▸ **Problem details**
Give the listing below again in full, exactly as written.

Lines of data:
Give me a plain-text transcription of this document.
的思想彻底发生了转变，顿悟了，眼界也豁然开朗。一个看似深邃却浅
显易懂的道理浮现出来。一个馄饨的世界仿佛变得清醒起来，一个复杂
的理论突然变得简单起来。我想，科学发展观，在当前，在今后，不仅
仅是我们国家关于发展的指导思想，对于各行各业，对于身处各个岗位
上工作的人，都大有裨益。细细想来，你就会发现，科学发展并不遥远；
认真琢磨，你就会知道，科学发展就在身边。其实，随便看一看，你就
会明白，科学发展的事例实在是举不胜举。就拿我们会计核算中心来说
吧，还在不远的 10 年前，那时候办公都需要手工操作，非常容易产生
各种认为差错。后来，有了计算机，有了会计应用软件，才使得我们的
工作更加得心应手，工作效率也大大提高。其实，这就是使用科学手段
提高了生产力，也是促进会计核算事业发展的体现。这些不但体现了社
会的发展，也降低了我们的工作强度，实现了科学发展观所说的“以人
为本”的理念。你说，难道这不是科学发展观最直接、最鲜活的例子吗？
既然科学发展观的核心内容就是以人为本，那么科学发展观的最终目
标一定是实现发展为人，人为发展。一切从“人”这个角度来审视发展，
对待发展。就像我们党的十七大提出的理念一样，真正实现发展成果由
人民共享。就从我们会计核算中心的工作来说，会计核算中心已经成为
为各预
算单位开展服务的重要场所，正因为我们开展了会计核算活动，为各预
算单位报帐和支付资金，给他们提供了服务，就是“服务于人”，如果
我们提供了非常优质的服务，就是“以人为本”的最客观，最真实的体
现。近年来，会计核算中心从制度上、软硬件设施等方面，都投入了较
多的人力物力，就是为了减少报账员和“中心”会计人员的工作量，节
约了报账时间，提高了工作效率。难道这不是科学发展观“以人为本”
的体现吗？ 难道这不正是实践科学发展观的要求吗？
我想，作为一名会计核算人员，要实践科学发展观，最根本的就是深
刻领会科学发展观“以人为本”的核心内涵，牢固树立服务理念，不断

▸ **Final result**
Give me a plain-text transcription of this document.
的思想彻底发生了转变，顿悟了，眼界也豁然开朗。一个看似深邃却浅
显易懂的道理浮现出来。一个馄饨的世界仿佛变得清醒起来，一个复杂
的理论突然变得简单起来。我想，科学发展观，在当前，在今后，不仅
仅是我们国家关于发展的指导思想，对于各行各业，对于身处各个岗位
上工作的人，都大有裨益。细细想来，你就会发现，科学发展并不遥远；
认真琢磨，你就会知道，科学发展就在身边。其实，随便看一看，你就
会明白，科学发展的事例实在是举不胜举。就拿我们会计核算中心来说
吧，还在不远的 10 年前，那时候办公都需要手工操作，非常容易产生
各种认为差错。后来，有了计算机，有了会计应用软件，才使得我们的
工作更加得心应手，工作效率也大大提高。其实，这就是使用科学手段
提高了生产力，也是促进会计核算事业发展的体现。这些不但体现了社
会的发展，也降低了我们的工作强度，实现了科学发展观所说的“以人
为本”的理念。你说，难道这不是科学发展观最直接、最鲜活的例子吗？
既然科学发展观的核心内容就是以人为本，那么科学发展观的最终目
标一定是实现发展为人，人为发展。一切从“人”这个角度来审视发展，
对待发展。就像我们党的十七大提出的理念一样，真正实现发展成果由
人民共享。就从我们会计核算中心的工作来说，会计核算中心已经成为
为各预
算单位开展服务的重要场所，正因为我们开展了会计核算活动，为各预
算单位报帐和支付资金，给他们提供了服务，就是“服务于人”，如果
我们提供了非常优质的服务，就是“以人为本”的最客观，最真实的体
现。近年来，会计核算中心从制度上、软硬件设施等方面，都投入了较
多的人力物力，就是为了减少报账员和“中心”会计人员的工作量，节
约了报账时间，提高了工作效率。难道这不是科学发展观“以人为本”
的体现吗？ 难道这不正是实践科学发展观的要求吗？
我想，作为一名会计核算人员，要实践科学发展观，最根本的就是深
刻领会科学发展观“以人为本”的核心内涵，牢固树立服务理念，不断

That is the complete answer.